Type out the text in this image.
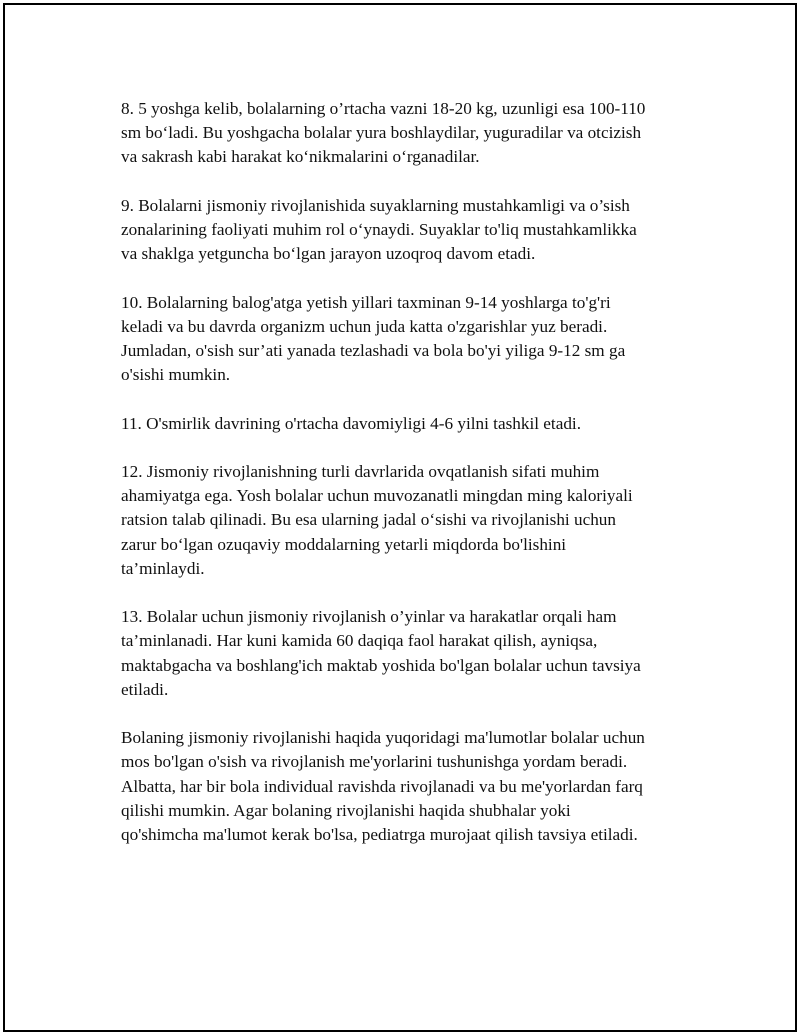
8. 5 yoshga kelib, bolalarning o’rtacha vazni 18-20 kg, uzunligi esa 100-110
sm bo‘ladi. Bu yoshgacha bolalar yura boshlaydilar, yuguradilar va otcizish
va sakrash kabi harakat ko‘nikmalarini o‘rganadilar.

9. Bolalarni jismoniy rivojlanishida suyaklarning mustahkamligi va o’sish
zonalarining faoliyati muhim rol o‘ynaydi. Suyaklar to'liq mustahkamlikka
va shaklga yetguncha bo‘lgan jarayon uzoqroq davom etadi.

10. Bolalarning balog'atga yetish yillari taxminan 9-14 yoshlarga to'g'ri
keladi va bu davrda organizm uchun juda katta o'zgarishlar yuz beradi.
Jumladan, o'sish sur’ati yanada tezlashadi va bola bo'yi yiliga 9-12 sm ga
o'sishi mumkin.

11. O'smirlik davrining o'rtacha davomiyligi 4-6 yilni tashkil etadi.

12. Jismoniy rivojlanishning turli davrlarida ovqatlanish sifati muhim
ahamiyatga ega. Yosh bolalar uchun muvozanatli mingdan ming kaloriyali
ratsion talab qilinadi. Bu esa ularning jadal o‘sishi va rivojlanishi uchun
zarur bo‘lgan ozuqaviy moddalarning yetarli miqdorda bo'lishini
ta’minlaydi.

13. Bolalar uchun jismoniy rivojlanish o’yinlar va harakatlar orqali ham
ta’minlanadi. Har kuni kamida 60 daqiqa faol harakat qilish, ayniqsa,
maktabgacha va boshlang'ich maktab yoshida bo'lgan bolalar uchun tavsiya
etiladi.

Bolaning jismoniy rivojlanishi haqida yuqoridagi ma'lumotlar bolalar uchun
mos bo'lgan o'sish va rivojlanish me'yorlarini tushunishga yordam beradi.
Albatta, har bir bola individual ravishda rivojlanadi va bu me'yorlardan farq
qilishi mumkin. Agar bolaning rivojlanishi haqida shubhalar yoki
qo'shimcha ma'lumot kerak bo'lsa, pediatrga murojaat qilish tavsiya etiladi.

--

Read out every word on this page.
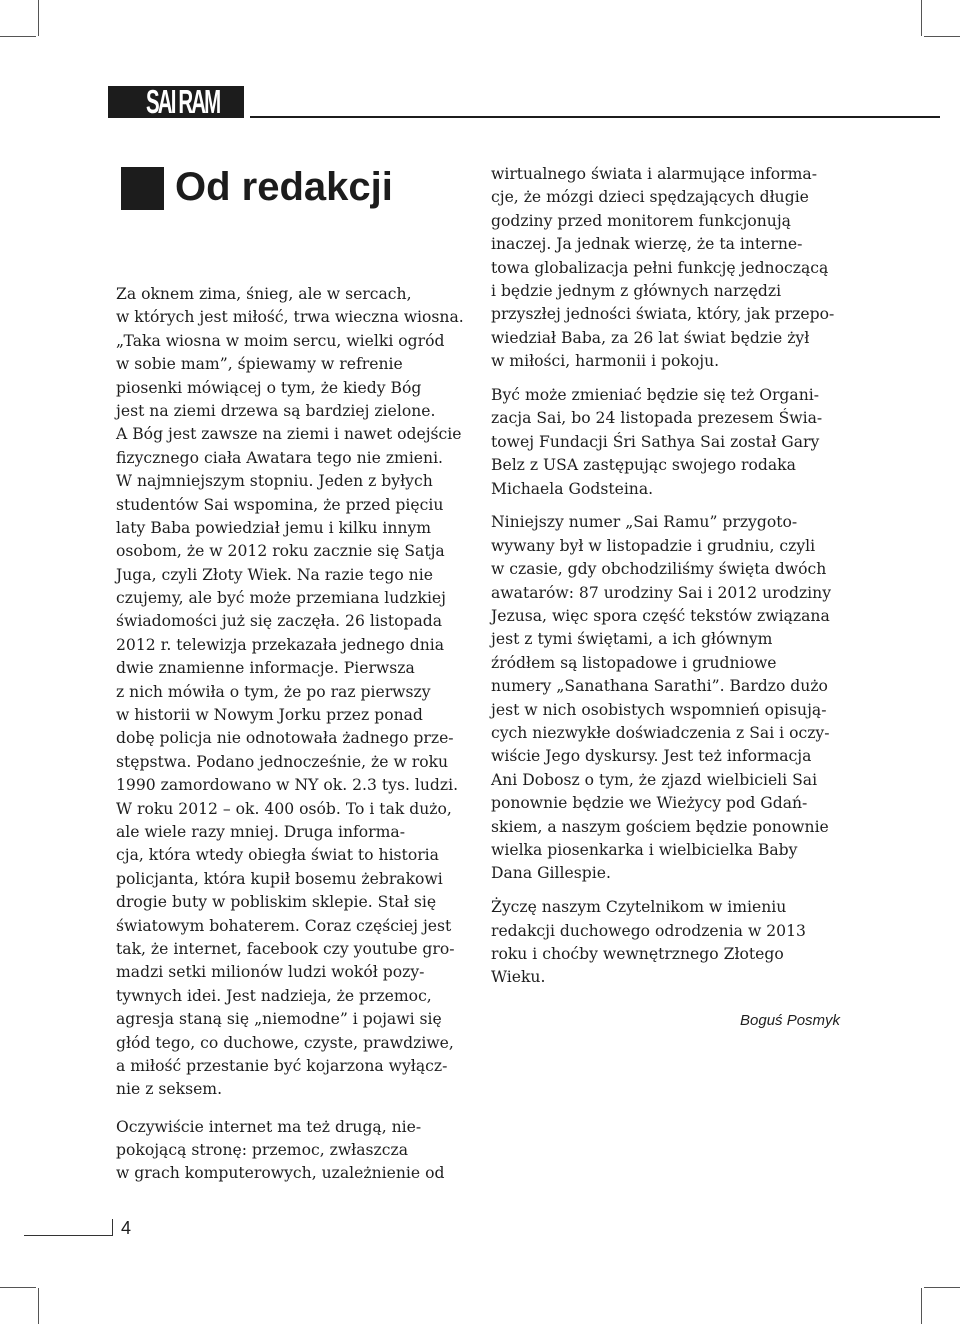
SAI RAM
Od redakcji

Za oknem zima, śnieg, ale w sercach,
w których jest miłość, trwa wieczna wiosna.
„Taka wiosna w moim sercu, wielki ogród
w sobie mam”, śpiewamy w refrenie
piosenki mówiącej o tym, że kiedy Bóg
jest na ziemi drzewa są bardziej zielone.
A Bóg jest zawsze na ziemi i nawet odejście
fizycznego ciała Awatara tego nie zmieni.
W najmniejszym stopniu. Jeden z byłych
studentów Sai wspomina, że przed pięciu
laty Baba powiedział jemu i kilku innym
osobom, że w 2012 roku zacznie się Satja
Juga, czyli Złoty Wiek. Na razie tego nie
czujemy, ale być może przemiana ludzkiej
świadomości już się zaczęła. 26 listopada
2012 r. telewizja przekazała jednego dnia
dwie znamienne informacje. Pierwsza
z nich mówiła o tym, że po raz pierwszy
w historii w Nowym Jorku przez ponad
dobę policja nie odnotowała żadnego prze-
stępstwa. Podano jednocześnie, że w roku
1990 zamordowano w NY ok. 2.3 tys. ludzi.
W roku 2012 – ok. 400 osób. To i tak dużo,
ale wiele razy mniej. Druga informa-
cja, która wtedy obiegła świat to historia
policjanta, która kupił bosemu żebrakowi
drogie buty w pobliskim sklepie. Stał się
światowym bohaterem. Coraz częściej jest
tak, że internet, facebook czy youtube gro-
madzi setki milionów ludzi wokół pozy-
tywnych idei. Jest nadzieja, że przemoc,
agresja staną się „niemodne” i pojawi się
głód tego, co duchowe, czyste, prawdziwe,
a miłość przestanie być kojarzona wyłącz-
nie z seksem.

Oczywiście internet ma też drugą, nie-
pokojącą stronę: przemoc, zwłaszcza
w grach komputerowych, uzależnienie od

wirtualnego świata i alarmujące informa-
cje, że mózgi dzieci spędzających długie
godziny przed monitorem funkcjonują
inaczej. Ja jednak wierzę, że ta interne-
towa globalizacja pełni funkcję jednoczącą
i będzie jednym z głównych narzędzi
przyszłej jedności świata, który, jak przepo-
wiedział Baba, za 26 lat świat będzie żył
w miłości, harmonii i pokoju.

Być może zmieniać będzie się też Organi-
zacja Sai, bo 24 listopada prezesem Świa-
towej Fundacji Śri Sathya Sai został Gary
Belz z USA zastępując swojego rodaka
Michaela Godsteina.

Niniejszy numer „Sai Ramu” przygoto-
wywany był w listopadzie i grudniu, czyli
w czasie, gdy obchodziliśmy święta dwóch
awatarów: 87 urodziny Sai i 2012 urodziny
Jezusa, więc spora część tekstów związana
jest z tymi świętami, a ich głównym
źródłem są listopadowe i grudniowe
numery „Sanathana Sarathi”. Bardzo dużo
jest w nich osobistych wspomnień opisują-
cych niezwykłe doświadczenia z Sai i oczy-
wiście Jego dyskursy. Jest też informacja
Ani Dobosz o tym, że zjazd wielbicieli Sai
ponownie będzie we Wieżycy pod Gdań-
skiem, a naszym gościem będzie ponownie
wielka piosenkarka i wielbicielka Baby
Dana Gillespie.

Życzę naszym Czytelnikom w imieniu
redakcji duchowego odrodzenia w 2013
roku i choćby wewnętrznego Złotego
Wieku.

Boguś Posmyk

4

▸ Problem to work on
Find the lines with the string "sishi" and reproduce them.

▸ Finished exercise
o'sishi mumkin.
ratsion talab qilinadi. Bu esa ularning jadal o‘sishi va rivojlanishi uchun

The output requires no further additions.